* **Do this**
Starting at the first line of the records, write them out again unchanged, and stop after the line that contains "toolbox-icon[interactable]: ▦ [406, 556, 416, 569]".
## Begin
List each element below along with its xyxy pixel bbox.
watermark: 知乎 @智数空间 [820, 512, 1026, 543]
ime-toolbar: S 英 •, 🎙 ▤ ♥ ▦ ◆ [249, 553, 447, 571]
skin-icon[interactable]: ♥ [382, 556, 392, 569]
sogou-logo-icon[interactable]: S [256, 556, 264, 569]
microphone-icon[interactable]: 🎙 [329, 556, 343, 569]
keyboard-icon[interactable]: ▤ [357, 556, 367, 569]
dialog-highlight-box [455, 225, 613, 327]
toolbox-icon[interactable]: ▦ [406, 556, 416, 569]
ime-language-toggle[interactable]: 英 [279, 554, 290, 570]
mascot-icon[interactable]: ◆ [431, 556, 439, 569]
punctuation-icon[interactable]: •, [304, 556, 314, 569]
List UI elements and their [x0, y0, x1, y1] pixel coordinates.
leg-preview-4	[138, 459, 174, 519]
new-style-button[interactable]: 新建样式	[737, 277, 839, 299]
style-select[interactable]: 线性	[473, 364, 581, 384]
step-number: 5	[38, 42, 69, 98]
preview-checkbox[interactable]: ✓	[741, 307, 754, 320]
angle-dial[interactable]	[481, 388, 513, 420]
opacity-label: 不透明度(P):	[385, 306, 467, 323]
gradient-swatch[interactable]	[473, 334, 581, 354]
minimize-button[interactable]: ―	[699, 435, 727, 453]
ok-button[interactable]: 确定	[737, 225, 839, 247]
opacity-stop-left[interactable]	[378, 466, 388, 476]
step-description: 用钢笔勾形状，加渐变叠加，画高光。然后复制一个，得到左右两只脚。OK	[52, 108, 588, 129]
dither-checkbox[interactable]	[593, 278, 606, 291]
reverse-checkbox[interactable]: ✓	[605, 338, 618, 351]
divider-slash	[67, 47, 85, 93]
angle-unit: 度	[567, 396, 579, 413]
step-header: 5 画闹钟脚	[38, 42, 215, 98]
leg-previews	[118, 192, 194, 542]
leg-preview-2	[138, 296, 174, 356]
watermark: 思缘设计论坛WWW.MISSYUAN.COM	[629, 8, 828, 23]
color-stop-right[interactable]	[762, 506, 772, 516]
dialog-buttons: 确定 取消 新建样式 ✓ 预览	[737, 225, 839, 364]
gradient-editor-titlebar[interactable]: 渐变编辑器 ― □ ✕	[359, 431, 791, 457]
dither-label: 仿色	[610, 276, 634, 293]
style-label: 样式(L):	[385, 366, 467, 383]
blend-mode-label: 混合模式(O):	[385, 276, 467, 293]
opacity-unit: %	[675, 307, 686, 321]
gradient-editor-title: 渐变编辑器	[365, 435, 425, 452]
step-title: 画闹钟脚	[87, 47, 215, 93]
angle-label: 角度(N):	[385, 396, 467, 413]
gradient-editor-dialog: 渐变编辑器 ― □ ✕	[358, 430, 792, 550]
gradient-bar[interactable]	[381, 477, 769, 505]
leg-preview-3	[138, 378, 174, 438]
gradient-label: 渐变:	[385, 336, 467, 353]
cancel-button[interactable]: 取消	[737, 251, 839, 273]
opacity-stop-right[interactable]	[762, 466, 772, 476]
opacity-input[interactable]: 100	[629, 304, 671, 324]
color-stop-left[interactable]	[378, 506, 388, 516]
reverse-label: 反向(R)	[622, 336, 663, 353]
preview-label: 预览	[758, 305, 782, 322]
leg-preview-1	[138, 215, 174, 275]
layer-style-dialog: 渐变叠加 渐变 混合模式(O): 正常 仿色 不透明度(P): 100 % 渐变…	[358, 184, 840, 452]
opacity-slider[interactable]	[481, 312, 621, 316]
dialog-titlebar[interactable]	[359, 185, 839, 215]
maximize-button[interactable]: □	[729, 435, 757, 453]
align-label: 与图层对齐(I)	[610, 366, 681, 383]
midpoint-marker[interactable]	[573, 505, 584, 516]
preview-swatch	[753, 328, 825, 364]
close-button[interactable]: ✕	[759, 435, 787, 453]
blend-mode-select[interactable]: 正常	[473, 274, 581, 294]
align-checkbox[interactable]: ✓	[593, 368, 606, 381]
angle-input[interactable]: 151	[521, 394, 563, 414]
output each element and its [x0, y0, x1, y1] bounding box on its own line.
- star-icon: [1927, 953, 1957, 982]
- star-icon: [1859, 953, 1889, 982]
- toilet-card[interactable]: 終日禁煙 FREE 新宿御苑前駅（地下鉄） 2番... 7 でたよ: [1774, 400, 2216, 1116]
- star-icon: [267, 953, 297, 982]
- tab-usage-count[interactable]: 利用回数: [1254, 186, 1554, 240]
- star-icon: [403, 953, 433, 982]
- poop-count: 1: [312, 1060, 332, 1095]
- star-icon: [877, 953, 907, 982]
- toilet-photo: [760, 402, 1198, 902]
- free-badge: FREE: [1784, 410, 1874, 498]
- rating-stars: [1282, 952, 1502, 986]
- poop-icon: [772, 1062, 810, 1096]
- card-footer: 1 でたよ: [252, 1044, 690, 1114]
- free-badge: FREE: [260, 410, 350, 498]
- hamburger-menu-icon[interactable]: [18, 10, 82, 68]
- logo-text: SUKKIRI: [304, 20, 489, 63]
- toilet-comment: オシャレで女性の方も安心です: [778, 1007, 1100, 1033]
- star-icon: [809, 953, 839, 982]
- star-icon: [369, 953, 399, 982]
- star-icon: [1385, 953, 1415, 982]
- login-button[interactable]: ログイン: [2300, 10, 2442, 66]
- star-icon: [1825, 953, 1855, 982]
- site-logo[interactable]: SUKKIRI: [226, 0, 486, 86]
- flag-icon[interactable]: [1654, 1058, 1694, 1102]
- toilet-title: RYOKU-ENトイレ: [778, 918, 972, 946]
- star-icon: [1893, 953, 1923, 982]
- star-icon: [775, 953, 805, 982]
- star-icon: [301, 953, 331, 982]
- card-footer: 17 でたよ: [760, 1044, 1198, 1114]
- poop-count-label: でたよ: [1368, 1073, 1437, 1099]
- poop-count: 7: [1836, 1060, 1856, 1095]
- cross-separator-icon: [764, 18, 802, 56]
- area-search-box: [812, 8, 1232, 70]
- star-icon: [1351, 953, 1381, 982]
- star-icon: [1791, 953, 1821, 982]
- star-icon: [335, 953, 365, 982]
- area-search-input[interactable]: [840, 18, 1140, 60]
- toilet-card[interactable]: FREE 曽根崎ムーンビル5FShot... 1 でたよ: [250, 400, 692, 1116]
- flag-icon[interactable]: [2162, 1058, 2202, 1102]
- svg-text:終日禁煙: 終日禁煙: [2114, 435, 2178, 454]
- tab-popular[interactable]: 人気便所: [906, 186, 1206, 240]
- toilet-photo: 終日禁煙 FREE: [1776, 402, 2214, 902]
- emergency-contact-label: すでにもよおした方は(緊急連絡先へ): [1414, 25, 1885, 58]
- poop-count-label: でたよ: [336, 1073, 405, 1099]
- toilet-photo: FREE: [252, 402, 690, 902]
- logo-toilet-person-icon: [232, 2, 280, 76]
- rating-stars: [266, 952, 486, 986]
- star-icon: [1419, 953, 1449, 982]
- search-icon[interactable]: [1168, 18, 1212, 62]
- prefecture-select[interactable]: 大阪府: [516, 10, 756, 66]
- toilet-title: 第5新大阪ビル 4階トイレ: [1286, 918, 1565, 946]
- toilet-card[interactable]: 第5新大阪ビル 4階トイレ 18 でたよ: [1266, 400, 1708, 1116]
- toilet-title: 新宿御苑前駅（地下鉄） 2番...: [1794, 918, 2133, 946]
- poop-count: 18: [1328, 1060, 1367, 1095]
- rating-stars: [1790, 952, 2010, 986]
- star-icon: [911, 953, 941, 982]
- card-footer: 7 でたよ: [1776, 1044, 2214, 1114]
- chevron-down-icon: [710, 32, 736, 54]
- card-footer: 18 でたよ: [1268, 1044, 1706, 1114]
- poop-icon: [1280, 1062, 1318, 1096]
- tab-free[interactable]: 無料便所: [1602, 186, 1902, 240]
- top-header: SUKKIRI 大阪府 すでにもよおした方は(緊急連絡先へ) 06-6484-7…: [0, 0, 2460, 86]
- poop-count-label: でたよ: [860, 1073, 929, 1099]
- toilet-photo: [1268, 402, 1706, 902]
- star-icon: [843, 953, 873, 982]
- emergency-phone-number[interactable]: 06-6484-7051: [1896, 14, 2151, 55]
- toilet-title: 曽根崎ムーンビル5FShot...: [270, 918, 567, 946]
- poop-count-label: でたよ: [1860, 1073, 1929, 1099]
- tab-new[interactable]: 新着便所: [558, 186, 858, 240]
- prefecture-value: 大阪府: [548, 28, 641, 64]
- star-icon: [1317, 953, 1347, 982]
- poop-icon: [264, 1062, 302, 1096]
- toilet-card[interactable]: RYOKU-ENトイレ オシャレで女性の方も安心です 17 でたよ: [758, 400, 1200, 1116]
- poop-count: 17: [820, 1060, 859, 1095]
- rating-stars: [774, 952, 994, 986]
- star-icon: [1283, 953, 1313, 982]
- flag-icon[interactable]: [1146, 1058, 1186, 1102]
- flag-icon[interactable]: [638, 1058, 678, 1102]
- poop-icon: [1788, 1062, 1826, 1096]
## End
* **Expected answer**
List each element below along with its xyxy pixel bbox.
watermark: 知乎 @智数空间 [820, 512, 1026, 543]
ime-toolbar: S 英 •, 🎙 ▤ ♥ ▦ ◆ [249, 553, 447, 571]
skin-icon[interactable]: ♥ [382, 556, 392, 569]
sogou-logo-icon[interactable]: S [256, 556, 264, 569]
microphone-icon[interactable]: 🎙 [329, 556, 343, 569]
keyboard-icon[interactable]: ▤ [357, 556, 367, 569]
dialog-highlight-box [455, 225, 613, 327]
toolbox-icon[interactable]: ▦ [406, 556, 416, 569]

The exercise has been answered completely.